[Start of Page text]

Whitney award winners will be announced tonight! A month ago, we (Shelah, Mara, and Emily M.) listed a few of our Whitney favorites. You can read that post in its entirety here, but this is a quick summary of our favorites from it:

For Best Novel: Wolves, Boys, and Other Things that Might Kill Me, by Kristen Chandler
Best Novel by a New Author: Wolves, Boys, and Other Things that Might Kill Me
YA General: Wolves, Boys, and Other Things that Might Kill Me; also Glimpse, by Carol Lynch Williams
Speculative Fiction: The Way of Kings, Brandon Sanderson
Mystery: Murder by Design, Betsey Brannon Green
Romance: Cross My Heart by Julie Wright

We had not yet chosen our favorites in General, Historical, or Youth Speculative. So, here they are:

General: The Segullah vote went to Lucky Change; it was a tough call, essentially a toss-up between Lucky Change, by Susan Law Corpany, and Band of Sisters, by Annette Lyon. Lucky Change is the story of a working-class woman who wins the lottery and changes the hearts of her snooty ward. At first I wondered if the lottery-winning protagonist was just a little too good, too kind, too forgiving. But as the book progressed I also came to believe in her great-spirited heart. Band of Sisters tells about the friendship of five women whose husbands are deployed to Afghanistan, and the moral/emotional support they give each other. I especially liked the way Lyon portrays the boundaries each woman had towards being real, really showing their lives and problems, and the way the women grew closer through gradually sharing more of themselves with each other.

I should also mention that all of us were disappointed that Brady Udall’s The Lonely Polygamist was not a finalist in the General Fiction category. In the comments of this thread, Josi Kilpack, Whitney President, discusses the process of choosing finalists and possible reasons why the Lonely Polygamist was not ultimately selected. It’s a great conversation and I appreciate the openness of the Whitney leadership in explaining how things were.

Historical: The Sheen on the Silk, by Anne Perry. Perry’s book, set in Byzantium, combines a great mystery, romance, and vivid historical detail to great effect. Anna Zarides pretends to be a eunuch doctor and treats high-level religious and government officials in order to clear her brother of murder charges. Perry does a fantastic job of allowing the reader to enter the Byzantine world while still keeping the story tightly paced.

Youth Speculative: Matched, by Allyson Condie. In Matched, Cassia lives in a perfect society, where her spouse and job and life are planned by a perfect government. From Shelah’s review on her blog:

…Ally Condie’s Matched is the most highly-anticipated, most hyped YA novel of the year… Having said that, does the book live up to the hype?

The story is a dystopian romance in which seventeen-year-old Cassia is matched with Xander, the boy next door, but before their first date, she finds out that she’s actually also matched with Ky. Xander represents safety and status quo. Ky represents taking chances. Cassia loves them both, and ultimately has to choose what kind of life she’d rather live. I’d say that Matched does what it sets out to do, and does it well.

[End of Page text]
[Start of Data excerpt]

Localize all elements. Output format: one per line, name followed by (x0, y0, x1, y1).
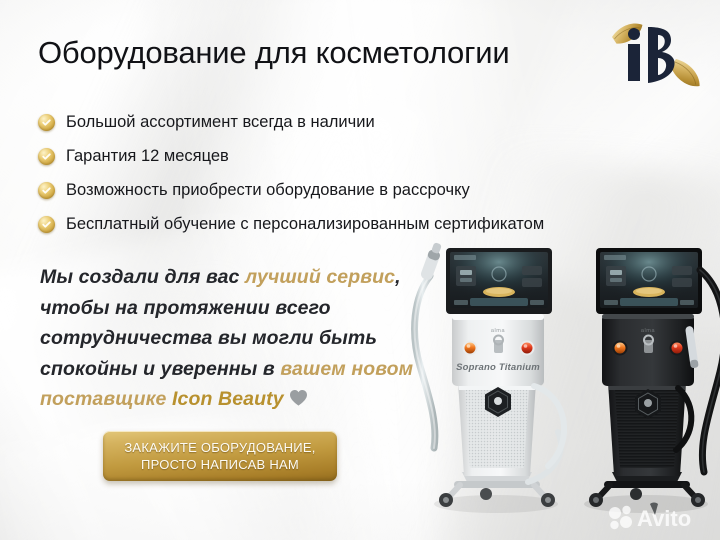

[End of Data excerpt]

- **Written instruction 1**: From the Whitney awards post, print the passage starting at the words "Youth Speculative: Matched, by" and ending after the words "to the hype?".
- **Written instruction 2**: In the Whitney awards post, shorten the paragraph beginning "Historical: The Sheen on the Silk" while keeping its main facts.

- **Expected output 1**:
Youth Speculative: Matched, by Allyson Condie. In Matched, Cassia lives in a perfect society, where her spouse and job and life are planned by a perfect government. From Shelah’s review on her blog:

…Ally Condie’s Matched is the most highly-anticipated, most hyped YA novel of the year… Having said that, does the book live up to the hype?

- **Expected output 2**: The Historical pick is The Sheen on the Silk, by Anne Perry. Set in Byzantium, it blends a strong mystery, romance, and vivid historical detail. Anna Zarides poses as a eunuch doctor treating top religious and government officials so she can clear her brother of murder charges. Perry draws the reader into the Byzantine world and keeps the story tightly paced.